§ Set task
Every record must be repeated exactly; omit any pictures they contain.

§ Input material
## Begin

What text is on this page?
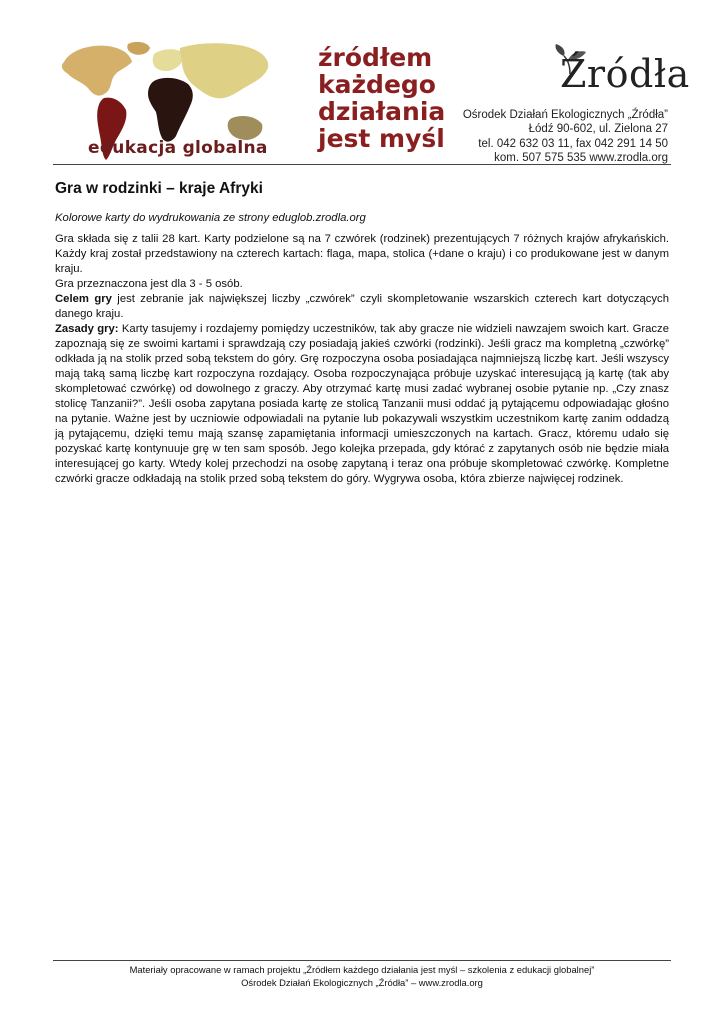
edukacja globalna
źródłem
każdego
działania
jest myśl
Źródła
Ośrodek Działań Ekologicznych „Źródła”
Łódź 90-602, ul. Zielona 27
tel. 042 632 03 11, fax 042 291 14 50
kom. 507 575 535 www.zrodla.org
Gra w rodzinki – kraje Afryki

Kolorowe karty do wydrukowania ze strony eduglob.zrodla.org

Gra składa się z talii 28 kart. Karty podzielone są na 7 czwórek (rodzinek) prezentujących 7 różnych krajów afrykańskich. Każdy kraj został przedstawiony na czterech kartach: flaga, mapa, stolica (+dane o kraju) i co produkowane jest w danym kraju.

Gra przeznaczona jest dla 3 - 5 osób.

Celem gry jest zebranie jak największej liczby „czwórek” czyli skompletowanie wszarskich czterech kart dotyczących danego kraju.

Zasady gry: Karty tasujemy i rozdajemy pomiędzy uczestników, tak aby gracze nie widzieli nawzajem swoich kart. Gracze zapoznają się ze swoimi kartami i sprawdzają czy posiadają jakieś czwórki (rodzinki). Jeśli gracz ma kompletną „czwórkę” odkłada ją na stolik przed sobą tekstem do góry. Grę rozpoczyna osoba posiadająca najmniejszą liczbę kart. Jeśli wszyscy mają taką samą liczbę kart rozpoczyna rozdający. Osoba rozpoczynająca próbuje uzyskać interesującą ją kartę (tak aby skompletować czwórkę) od dowolnego z graczy. Aby otrzymać kartę musi zadać wybranej osobie pytanie np. „Czy znasz stolicę Tanzanii?”. Jeśli osoba zapytana posiada kartę ze stolicą Tanzanii musi oddać ją pytającemu odpowiadając głośno na pytanie. Ważne jest by uczniowie odpowiadali na pytanie lub pokazywali wszystkim uczestnikom kartę zanim oddadzą ją pytającemu, dzięki temu mają szansę zapamiętania informacji umieszczonych na kartach. Gracz, któremu udało się pozyskać kartę kontynuuje grę w ten sam sposób. Jego kolejka przepada, gdy którać z zapytanych osób nie będzie miała interesującej go karty. Wtedy kolej przechodzi na osobę zapytaną i teraz ona próbuje skompletować czwórkę. Kompletne czwórki gracze odkładają na stolik przed sobą tekstem do góry. Wygrywa osoba, która zbierze najwięcej rodzinek.

Materiały opracowane w ramach projektu „Źródłem każdego działania jest myśl – szkolenia z edukacji globalnej”
Ośrodek Działań Ekologicznych „Źródła” – www.zrodla.org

## End

§ Result of this exercise
What text is on this page?
edukacja globalna
źródłem
każdego
działania
jest myśl
Źródła
Ośrodek Działań Ekologicznych „Źródła”
Łódź 90-602, ul. Zielona 27
tel. 042 632 03 11, fax 042 291 14 50
kom. 507 575 535 www.zrodla.org
Gra w rodzinki – kraje Afryki

Kolorowe karty do wydrukowania ze strony eduglob.zrodla.org

Gra składa się z talii 28 kart. Karty podzielone są na 7 czwórek (rodzinek) prezentujących 7 różnych krajów afrykańskich. Każdy kraj został przedstawiony na czterech kartach: flaga, mapa, stolica (+dane o kraju) i co produkowane jest w danym kraju.

Gra przeznaczona jest dla 3 - 5 osób.

Celem gry jest zebranie jak największej liczby „czwórek” czyli skompletowanie wszarskich czterech kart dotyczących danego kraju.

Zasady gry: Karty tasujemy i rozdajemy pomiędzy uczestników, tak aby gracze nie widzieli nawzajem swoich kart. Gracze zapoznają się ze swoimi kartami i sprawdzają czy posiadają jakieś czwórki (rodzinki). Jeśli gracz ma kompletną „czwórkę” odkłada ją na stolik przed sobą tekstem do góry. Grę rozpoczyna osoba posiadająca najmniejszą liczbę kart. Jeśli wszyscy mają taką samą liczbę kart rozpoczyna rozdający. Osoba rozpoczynająca próbuje uzyskać interesującą ją kartę (tak aby skompletować czwórkę) od dowolnego z graczy. Aby otrzymać kartę musi zadać wybranej osobie pytanie np. „Czy znasz stolicę Tanzanii?”. Jeśli osoba zapytana posiada kartę ze stolicą Tanzanii musi oddać ją pytającemu odpowiadając głośno na pytanie. Ważne jest by uczniowie odpowiadali na pytanie lub pokazywali wszystkim uczestnikom kartę zanim oddadzą ją pytającemu, dzięki temu mają szansę zapamiętania informacji umieszczonych na kartach. Gracz, któremu udało się pozyskać kartę kontynuuje grę w ten sam sposób. Jego kolejka przepada, gdy którać z zapytanych osób nie będzie miała interesującej go karty. Wtedy kolej przechodzi na osobę zapytaną i teraz ona próbuje skompletować czwórkę. Kompletne czwórki gracze odkładają na stolik przed sobą tekstem do góry. Wygrywa osoba, która zbierze najwięcej rodzinek.

Materiały opracowane w ramach projektu „Źródłem każdego działania jest myśl – szkolenia z edukacji globalnej”
Ośrodek Działań Ekologicznych „Źródła” – www.zrodla.org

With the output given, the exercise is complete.